**Problem description:** The material below should be written out in full and exactly; pictures stay out of the copy.

+++ Recorded data +++

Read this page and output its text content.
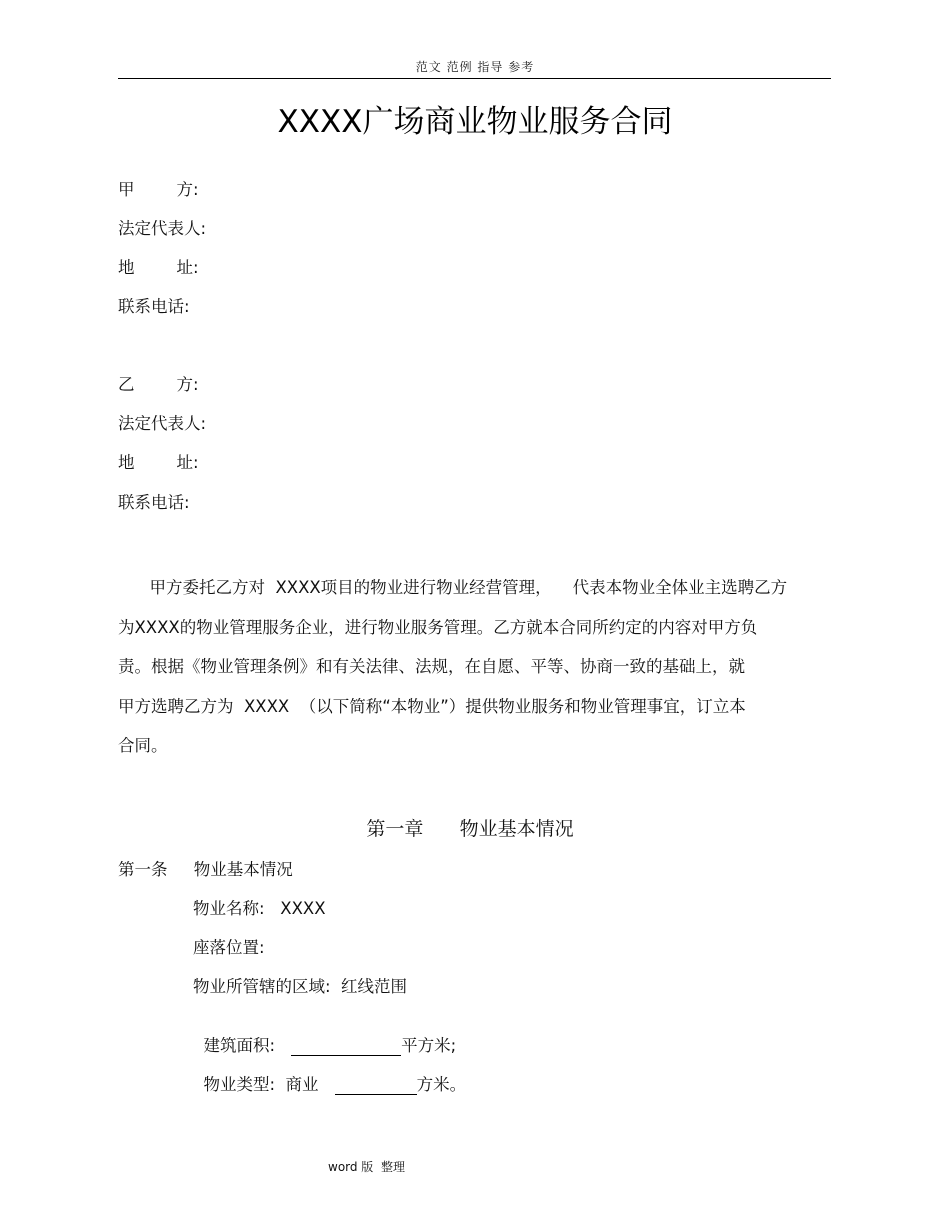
范文 范例 指导 参考
XXXX广场商业物业服务合同
甲        方:
法定代表人:
地        址:
联系电话:
乙        方:
法定代表人:
地        址:
联系电话:
甲方委托乙方对  XXXX项目的物业进行物业经营管理，    代表本物业全体业主选聘乙方
为XXXX的物业管理服务企业，进行物业服务管理。乙方就本合同所约定的内容对甲方负
责。根据《物业管理条例》和有关法律、法规，在自愿、平等、协商一致的基础上，就
甲方选聘乙方为  XXXX  （以下简称“本物业”）提供物业服务和物业管理事宜，订立本
合同。
第一章      物业基本情况
第一条     物业基本情况
物业名称:   XXXX
座落位置:
物业所管辖的区域:  红线范围

建筑面积:	平方米;

物业类型:  商业	方米。

word 版  整理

+++

**Full solution:**
Read this page and output its text content.
范文 范例 指导 参考
XXXX广场商业物业服务合同
甲        方:
法定代表人:
地        址:
联系电话:
乙        方:
法定代表人:
地        址:
联系电话:
甲方委托乙方对  XXXX项目的物业进行物业经营管理，    代表本物业全体业主选聘乙方
为XXXX的物业管理服务企业，进行物业服务管理。乙方就本合同所约定的内容对甲方负
责。根据《物业管理条例》和有关法律、法规，在自愿、平等、协商一致的基础上，就
甲方选聘乙方为  XXXX  （以下简称“本物业”）提供物业服务和物业管理事宜，订立本
合同。
第一章      物业基本情况
第一条     物业基本情况
物业名称:   XXXX
座落位置:
物业所管辖的区域:  红线范围

建筑面积:	平方米;

物业类型:  商业	方米。

word 版  整理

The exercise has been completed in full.